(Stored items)
= = =

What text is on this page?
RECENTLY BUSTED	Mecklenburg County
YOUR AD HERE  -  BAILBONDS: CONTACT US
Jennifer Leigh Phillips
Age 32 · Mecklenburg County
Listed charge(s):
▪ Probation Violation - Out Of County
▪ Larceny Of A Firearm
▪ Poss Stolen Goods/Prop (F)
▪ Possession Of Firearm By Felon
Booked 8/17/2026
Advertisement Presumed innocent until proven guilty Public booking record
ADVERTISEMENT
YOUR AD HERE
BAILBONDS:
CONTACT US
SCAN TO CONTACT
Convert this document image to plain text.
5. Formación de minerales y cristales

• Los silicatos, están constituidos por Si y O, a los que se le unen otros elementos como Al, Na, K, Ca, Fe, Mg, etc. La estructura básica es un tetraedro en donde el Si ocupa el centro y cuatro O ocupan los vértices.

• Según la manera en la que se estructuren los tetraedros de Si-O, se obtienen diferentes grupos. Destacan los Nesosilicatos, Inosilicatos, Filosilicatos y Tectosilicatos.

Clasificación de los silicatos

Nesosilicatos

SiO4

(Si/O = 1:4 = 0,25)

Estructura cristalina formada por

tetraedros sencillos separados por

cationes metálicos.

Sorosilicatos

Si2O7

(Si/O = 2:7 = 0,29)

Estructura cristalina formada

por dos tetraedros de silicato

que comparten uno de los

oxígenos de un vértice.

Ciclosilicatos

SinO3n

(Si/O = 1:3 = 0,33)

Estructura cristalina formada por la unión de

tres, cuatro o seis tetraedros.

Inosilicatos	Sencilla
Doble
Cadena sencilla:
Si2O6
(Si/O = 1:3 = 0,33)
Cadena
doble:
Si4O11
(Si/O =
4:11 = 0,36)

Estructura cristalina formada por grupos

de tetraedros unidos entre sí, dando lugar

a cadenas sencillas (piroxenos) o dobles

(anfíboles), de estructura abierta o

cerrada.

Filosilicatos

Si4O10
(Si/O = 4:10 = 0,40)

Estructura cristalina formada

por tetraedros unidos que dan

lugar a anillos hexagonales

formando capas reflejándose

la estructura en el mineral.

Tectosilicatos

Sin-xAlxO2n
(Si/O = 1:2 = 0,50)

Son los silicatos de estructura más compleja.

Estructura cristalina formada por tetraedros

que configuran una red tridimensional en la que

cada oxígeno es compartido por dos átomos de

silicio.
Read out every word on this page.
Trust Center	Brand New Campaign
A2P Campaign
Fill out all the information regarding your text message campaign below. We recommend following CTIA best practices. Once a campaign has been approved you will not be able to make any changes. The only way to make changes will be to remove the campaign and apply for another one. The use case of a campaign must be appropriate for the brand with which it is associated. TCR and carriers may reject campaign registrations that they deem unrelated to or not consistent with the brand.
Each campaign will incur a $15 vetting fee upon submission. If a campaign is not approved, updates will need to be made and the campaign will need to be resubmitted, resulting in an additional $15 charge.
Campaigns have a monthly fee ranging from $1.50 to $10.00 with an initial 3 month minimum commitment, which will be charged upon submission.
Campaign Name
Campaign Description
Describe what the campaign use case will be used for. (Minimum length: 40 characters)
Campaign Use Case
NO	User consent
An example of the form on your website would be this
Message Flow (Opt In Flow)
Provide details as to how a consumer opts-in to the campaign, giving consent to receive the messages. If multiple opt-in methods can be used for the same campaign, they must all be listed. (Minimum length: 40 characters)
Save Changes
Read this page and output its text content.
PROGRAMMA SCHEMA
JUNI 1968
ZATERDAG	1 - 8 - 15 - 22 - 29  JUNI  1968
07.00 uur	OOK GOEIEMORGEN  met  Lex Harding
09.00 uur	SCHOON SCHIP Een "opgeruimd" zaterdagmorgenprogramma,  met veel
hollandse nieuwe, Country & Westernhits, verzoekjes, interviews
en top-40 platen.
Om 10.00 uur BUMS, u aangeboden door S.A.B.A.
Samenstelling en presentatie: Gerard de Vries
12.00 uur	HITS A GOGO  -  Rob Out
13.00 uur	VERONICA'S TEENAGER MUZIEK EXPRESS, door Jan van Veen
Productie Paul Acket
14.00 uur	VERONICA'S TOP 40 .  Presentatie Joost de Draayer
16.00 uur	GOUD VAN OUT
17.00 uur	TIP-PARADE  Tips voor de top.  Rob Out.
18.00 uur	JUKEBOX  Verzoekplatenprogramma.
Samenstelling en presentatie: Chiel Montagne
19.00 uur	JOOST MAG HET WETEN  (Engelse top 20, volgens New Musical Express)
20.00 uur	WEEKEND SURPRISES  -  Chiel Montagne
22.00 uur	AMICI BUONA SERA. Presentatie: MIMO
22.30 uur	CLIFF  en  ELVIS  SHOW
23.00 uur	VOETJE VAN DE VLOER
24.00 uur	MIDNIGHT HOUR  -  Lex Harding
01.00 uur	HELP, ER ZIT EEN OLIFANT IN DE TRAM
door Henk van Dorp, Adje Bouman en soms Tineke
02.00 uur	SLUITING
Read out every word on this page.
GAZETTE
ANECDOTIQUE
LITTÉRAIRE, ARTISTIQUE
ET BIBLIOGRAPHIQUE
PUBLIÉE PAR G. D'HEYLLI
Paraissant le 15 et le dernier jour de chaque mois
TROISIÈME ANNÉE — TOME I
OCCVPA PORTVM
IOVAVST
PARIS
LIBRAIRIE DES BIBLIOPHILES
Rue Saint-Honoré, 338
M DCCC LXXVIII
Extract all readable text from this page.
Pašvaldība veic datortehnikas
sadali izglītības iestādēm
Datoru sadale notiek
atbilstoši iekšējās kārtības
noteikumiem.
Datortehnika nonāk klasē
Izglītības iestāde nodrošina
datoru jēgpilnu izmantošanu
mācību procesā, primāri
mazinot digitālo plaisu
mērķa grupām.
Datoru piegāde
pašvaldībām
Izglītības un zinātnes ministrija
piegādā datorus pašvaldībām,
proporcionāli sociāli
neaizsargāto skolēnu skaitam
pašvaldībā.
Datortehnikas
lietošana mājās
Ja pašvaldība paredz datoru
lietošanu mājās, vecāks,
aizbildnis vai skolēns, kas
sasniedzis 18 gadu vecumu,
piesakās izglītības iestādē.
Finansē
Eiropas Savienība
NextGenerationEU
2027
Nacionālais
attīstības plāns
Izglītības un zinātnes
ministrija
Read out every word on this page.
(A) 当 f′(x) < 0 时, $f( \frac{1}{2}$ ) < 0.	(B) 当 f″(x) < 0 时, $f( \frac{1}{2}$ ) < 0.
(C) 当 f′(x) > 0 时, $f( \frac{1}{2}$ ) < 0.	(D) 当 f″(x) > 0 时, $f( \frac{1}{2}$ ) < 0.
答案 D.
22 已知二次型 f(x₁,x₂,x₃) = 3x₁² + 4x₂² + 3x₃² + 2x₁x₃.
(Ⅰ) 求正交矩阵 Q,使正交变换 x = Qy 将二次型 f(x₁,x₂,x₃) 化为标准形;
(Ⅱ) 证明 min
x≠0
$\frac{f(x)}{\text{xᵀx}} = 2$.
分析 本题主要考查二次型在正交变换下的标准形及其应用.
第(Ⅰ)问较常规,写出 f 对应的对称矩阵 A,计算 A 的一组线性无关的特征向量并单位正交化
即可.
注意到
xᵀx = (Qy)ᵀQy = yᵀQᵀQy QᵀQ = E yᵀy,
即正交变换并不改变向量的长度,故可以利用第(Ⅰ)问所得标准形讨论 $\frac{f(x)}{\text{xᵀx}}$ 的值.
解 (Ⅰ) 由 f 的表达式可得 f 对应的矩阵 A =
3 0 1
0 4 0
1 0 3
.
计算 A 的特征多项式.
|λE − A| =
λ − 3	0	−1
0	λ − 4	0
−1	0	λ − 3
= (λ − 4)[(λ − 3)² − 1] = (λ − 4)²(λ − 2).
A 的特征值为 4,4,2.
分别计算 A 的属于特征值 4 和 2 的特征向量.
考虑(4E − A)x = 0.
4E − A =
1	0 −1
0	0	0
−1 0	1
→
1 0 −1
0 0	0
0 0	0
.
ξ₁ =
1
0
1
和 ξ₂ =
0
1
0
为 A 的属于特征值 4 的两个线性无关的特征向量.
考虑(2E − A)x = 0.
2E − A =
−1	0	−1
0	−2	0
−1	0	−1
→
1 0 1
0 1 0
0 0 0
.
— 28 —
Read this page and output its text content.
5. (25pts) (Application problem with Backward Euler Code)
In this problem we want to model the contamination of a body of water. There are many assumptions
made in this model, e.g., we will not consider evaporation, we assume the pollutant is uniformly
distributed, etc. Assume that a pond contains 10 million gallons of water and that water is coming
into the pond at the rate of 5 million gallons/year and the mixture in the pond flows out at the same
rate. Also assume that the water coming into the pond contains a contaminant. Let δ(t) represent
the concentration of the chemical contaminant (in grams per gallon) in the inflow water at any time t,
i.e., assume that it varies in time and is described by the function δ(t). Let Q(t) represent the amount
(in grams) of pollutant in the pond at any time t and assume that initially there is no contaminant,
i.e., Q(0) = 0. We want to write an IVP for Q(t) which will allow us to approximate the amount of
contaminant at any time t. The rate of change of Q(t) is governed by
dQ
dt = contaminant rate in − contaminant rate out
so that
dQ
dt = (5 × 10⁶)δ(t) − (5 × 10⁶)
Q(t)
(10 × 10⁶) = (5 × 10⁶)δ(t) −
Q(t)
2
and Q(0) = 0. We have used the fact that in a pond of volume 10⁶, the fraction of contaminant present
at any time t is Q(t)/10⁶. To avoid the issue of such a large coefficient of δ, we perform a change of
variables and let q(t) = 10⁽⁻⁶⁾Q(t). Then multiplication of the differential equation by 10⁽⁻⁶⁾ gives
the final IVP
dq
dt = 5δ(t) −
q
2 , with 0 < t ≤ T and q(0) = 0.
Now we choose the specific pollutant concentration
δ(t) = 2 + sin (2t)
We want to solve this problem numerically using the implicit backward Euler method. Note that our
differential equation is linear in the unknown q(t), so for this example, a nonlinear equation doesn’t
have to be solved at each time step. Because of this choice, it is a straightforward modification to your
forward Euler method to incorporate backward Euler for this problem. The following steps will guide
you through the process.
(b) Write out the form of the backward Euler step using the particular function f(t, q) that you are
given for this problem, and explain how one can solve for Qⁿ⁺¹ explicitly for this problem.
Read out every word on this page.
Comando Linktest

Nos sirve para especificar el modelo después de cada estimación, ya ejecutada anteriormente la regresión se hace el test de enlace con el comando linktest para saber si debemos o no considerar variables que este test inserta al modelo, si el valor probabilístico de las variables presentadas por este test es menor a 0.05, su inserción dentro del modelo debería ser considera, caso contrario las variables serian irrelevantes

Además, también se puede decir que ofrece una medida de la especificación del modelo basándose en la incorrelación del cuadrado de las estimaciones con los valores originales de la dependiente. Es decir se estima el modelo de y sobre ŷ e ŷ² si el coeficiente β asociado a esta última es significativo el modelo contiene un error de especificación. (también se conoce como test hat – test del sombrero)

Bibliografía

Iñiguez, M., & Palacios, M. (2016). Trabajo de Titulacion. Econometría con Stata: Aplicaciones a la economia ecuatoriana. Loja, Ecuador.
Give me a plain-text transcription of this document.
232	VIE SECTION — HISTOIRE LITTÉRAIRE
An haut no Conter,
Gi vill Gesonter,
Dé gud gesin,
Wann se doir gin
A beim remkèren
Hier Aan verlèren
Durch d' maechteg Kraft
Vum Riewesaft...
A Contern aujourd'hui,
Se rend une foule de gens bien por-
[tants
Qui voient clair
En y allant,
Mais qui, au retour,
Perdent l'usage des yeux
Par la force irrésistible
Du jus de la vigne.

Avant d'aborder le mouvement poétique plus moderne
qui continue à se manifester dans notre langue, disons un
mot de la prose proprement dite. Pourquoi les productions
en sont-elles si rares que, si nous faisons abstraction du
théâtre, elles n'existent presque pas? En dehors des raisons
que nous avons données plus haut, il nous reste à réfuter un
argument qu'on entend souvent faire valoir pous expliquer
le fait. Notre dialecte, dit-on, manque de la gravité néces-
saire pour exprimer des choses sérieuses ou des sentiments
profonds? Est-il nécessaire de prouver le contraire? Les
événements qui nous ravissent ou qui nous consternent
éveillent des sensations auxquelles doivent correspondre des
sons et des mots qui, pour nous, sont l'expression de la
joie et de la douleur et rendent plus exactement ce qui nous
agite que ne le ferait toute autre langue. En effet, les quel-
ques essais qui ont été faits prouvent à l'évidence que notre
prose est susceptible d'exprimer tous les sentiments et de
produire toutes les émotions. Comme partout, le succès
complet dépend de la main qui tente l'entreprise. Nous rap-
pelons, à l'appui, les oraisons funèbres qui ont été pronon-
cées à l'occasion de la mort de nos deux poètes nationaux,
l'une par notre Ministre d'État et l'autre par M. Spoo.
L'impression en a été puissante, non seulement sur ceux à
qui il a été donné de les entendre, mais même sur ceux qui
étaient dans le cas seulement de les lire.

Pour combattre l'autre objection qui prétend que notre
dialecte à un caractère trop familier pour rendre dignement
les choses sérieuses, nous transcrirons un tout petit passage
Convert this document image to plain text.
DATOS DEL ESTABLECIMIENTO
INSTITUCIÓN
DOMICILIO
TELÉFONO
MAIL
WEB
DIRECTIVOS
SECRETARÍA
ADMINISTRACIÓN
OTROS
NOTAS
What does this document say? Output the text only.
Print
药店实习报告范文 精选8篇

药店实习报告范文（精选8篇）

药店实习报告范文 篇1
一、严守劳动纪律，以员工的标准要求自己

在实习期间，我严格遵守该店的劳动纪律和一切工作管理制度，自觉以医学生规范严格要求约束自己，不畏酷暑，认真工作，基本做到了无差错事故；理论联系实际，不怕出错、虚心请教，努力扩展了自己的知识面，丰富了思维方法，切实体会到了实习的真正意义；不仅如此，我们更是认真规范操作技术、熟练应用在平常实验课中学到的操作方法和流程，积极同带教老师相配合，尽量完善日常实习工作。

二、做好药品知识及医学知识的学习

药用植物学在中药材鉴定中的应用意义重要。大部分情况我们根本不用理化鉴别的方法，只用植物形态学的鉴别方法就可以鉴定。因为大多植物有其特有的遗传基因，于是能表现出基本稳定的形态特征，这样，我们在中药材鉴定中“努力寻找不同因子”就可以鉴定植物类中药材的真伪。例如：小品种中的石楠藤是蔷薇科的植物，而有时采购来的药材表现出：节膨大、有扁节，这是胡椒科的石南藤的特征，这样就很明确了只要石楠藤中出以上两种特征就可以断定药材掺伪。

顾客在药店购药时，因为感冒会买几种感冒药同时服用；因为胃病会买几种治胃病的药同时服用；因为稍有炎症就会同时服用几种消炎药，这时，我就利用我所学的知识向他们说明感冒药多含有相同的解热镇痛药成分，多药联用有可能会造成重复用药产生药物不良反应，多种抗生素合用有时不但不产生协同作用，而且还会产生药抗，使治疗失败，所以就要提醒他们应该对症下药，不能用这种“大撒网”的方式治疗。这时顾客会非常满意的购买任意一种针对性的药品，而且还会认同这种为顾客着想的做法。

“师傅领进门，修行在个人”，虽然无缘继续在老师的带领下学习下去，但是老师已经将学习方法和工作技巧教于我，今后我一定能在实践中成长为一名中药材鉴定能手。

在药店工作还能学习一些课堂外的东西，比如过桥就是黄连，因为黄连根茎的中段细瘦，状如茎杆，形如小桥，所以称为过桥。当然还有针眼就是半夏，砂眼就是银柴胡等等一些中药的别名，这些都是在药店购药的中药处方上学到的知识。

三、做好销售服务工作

= = =

In the entries above, find every line with the word "cuatro" and list it.

• Los silicatos, están constituidos por Si y O, a los que se le unen otros elementos como Al, Na, K, Ca, Fe, Mg, etc. La estructura básica es un tetraedro en donde el Si ocupa el centro y cuatro O ocupan los vértices.
tres, cuatro o seis tetraedros.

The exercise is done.